_Supplied records_:
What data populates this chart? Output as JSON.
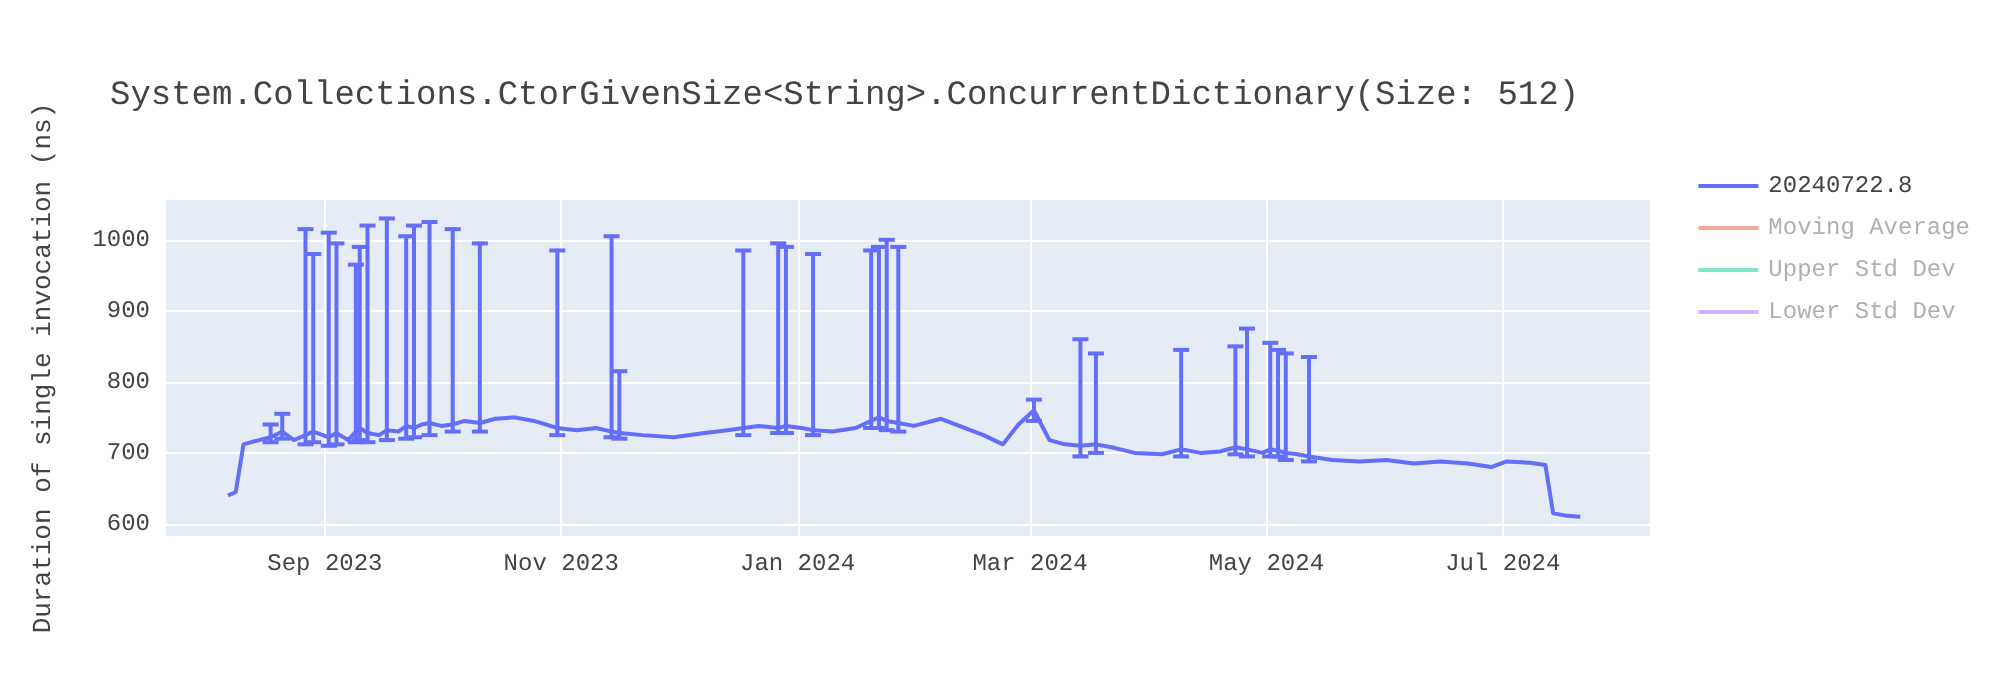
{
  "chart_data": {
    "type": "line",
    "title": "System.Collections.CtorGivenSize<String>.ConcurrentDictionary(Size: 512)",
    "ylabel": "Duration of single invocation (ns)",
    "x": [
      "2023-08-07",
      "2023-08-09",
      "2023-08-11",
      "2023-08-15",
      "2023-08-18",
      "2023-08-21",
      "2023-08-24",
      "2023-08-27",
      "2023-08-29",
      "2023-09-02",
      "2023-09-04",
      "2023-09-07",
      "2023-09-09",
      "2023-09-10",
      "2023-09-12",
      "2023-09-15",
      "2023-09-17",
      "2023-09-20",
      "2023-09-22",
      "2023-09-24",
      "2023-09-26",
      "2023-09-28",
      "2023-10-01",
      "2023-10-04",
      "2023-10-07",
      "2023-10-11",
      "2023-10-15",
      "2023-10-20",
      "2023-10-25",
      "2023-10-31",
      "2023-11-05",
      "2023-11-10",
      "2023-11-14",
      "2023-11-16",
      "2023-11-22",
      "2023-11-30",
      "2023-12-08",
      "2023-12-14",
      "2023-12-18",
      "2023-12-22",
      "2023-12-27",
      "2023-12-29",
      "2024-01-02",
      "2024-01-05",
      "2024-01-10",
      "2024-01-16",
      "2024-01-20",
      "2024-01-22",
      "2024-01-24",
      "2024-01-27",
      "2024-01-31",
      "2024-02-07",
      "2024-02-18",
      "2024-02-23",
      "2024-02-27",
      "2024-03-02",
      "2024-03-06",
      "2024-03-10",
      "2024-03-14",
      "2024-03-18",
      "2024-03-22",
      "2024-03-28",
      "2024-04-04",
      "2024-04-09",
      "2024-04-14",
      "2024-04-19",
      "2024-04-23",
      "2024-04-26",
      "2024-04-30",
      "2024-05-02",
      "2024-05-04",
      "2024-05-06",
      "2024-05-09",
      "2024-05-12",
      "2024-05-18",
      "2024-05-25",
      "2024-06-01",
      "2024-06-08",
      "2024-06-15",
      "2024-06-22",
      "2024-06-28",
      "2024-07-02",
      "2024-07-08",
      "2024-07-12",
      "2024-07-14",
      "2024-07-17",
      "2024-07-21"
    ],
    "series": [
      {
        "name": "20240722.8",
        "color": "#636efa",
        "values": [
          640,
          645,
          712,
          718,
          722,
          730,
          718,
          725,
          730,
          722,
          728,
          718,
          730,
          735,
          728,
          725,
          732,
          730,
          738,
          735,
          740,
          742,
          738,
          740,
          745,
          742,
          748,
          750,
          745,
          735,
          732,
          735,
          730,
          728,
          725,
          722,
          728,
          732,
          735,
          738,
          735,
          738,
          735,
          732,
          730,
          735,
          745,
          750,
          745,
          742,
          738,
          748,
          725,
          712,
          740,
          760,
          718,
          712,
          710,
          712,
          708,
          700,
          698,
          705,
          700,
          702,
          708,
          705,
          700,
          705,
          703,
          700,
          698,
          695,
          690,
          688,
          690,
          685,
          688,
          685,
          680,
          688,
          686,
          683,
          615,
          612,
          610
        ],
        "errors": [
          null,
          null,
          null,
          null,
          [
            715,
            740
          ],
          [
            720,
            755
          ],
          null,
          [
            712,
            1015
          ],
          [
            715,
            980
          ],
          [
            710,
            1010
          ],
          [
            712,
            995
          ],
          null,
          [
            715,
            965
          ],
          [
            718,
            990
          ],
          [
            715,
            1020
          ],
          null,
          [
            718,
            1030
          ],
          null,
          [
            720,
            1005
          ],
          [
            722,
            1020
          ],
          null,
          [
            725,
            1025
          ],
          null,
          [
            730,
            1015
          ],
          null,
          [
            730,
            995
          ],
          null,
          null,
          null,
          [
            725,
            985
          ],
          null,
          null,
          [
            722,
            1005
          ],
          [
            720,
            815
          ],
          null,
          null,
          null,
          null,
          [
            725,
            985
          ],
          null,
          [
            728,
            995
          ],
          [
            728,
            990
          ],
          null,
          [
            725,
            980
          ],
          null,
          null,
          [
            735,
            985
          ],
          [
            735,
            990
          ],
          [
            732,
            1000
          ],
          [
            730,
            990
          ],
          null,
          null,
          null,
          null,
          null,
          [
            745,
            775
          ],
          null,
          null,
          [
            695,
            860
          ],
          [
            700,
            840
          ],
          null,
          null,
          null,
          [
            695,
            845
          ],
          null,
          null,
          [
            698,
            850
          ],
          [
            695,
            875
          ],
          null,
          [
            695,
            855
          ],
          [
            695,
            845
          ],
          [
            690,
            840
          ],
          null,
          [
            688,
            835
          ],
          null,
          null,
          null,
          null,
          null,
          null,
          null,
          null,
          null,
          null,
          null,
          null,
          null
        ]
      },
      {
        "name": "Moving Average",
        "color": "#f4a898",
        "values": [
          null,
          null,
          null,
          null,
          null,
          null,
          null,
          null,
          null,
          null,
          null,
          null,
          null,
          null,
          null,
          null,
          null,
          null,
          null,
          null,
          null,
          null,
          null,
          null,
          null,
          null,
          null,
          null,
          null,
          null,
          null,
          null,
          null,
          null,
          null,
          null,
          null,
          null,
          null,
          null,
          null,
          null,
          null,
          null,
          null,
          null,
          null,
          null,
          null,
          null,
          null,
          null,
          null,
          null,
          null,
          null,
          null,
          null,
          null,
          null,
          null,
          null,
          null,
          null,
          null,
          null,
          null,
          null,
          null,
          null,
          null,
          null,
          null,
          null,
          null,
          null,
          null,
          null,
          null,
          null,
          null,
          null,
          null,
          null,
          null,
          null,
          null
        ]
      },
      {
        "name": "Upper Std Dev",
        "color": "#80e5cb",
        "values": [
          null,
          null,
          null,
          null,
          null,
          null,
          null,
          null,
          null,
          null,
          null,
          null,
          null,
          null,
          null,
          null,
          null,
          null,
          null,
          null,
          null,
          null,
          null,
          null,
          null,
          null,
          null,
          null,
          null,
          null,
          null,
          null,
          null,
          null,
          null,
          null,
          null,
          null,
          null,
          null,
          null,
          null,
          null,
          null,
          null,
          null,
          null,
          null,
          null,
          null,
          null,
          null,
          null,
          null,
          null,
          null,
          null,
          null,
          null,
          null,
          null,
          null,
          null,
          null,
          null,
          null,
          null,
          null,
          null,
          null,
          null,
          null,
          null,
          null,
          null,
          null,
          null,
          null,
          null,
          null,
          null,
          null,
          null,
          null,
          null,
          null,
          null
        ]
      },
      {
        "name": "Lower Std Dev",
        "color": "#d5b1fd",
        "values": [
          null,
          null,
          null,
          null,
          null,
          null,
          null,
          null,
          null,
          null,
          null,
          null,
          null,
          null,
          null,
          null,
          null,
          null,
          null,
          null,
          null,
          null,
          null,
          null,
          null,
          null,
          null,
          null,
          null,
          null,
          null,
          null,
          null,
          null,
          null,
          null,
          null,
          null,
          null,
          null,
          null,
          null,
          null,
          null,
          null,
          null,
          null,
          null,
          null,
          null,
          null,
          null,
          null,
          null,
          null,
          null,
          null,
          null,
          null,
          null,
          null,
          null,
          null,
          null,
          null,
          null,
          null,
          null,
          null,
          null,
          null,
          null,
          null,
          null,
          null,
          null,
          null,
          null,
          null,
          null,
          null,
          null,
          null,
          null,
          null,
          null,
          null
        ]
      }
    ],
    "xlim": [
      "2023-07-22",
      "2024-08-08"
    ],
    "xticks": [
      {
        "value": "2023-09-01",
        "label": "Sep 2023"
      },
      {
        "value": "2023-11-01",
        "label": "Nov 2023"
      },
      {
        "value": "2024-01-01",
        "label": "Jan 2024"
      },
      {
        "value": "2024-03-01",
        "label": "Mar 2024"
      },
      {
        "value": "2024-05-01",
        "label": "May 2024"
      },
      {
        "value": "2024-07-01",
        "label": "Jul 2024"
      }
    ],
    "ylim": [
      583,
      1056
    ],
    "yticks": [
      600,
      700,
      800,
      900,
      1000
    ],
    "grid": true,
    "legend": "top right"
  }
}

_Task statement_:
Within the material above, find the lines that contain the word "name"; copy them.

_Task solution_:
        "name": "20240722.8",
        "name": "Moving Average",
        "name": "Upper Std Dev",
        "name": "Lower Std Dev",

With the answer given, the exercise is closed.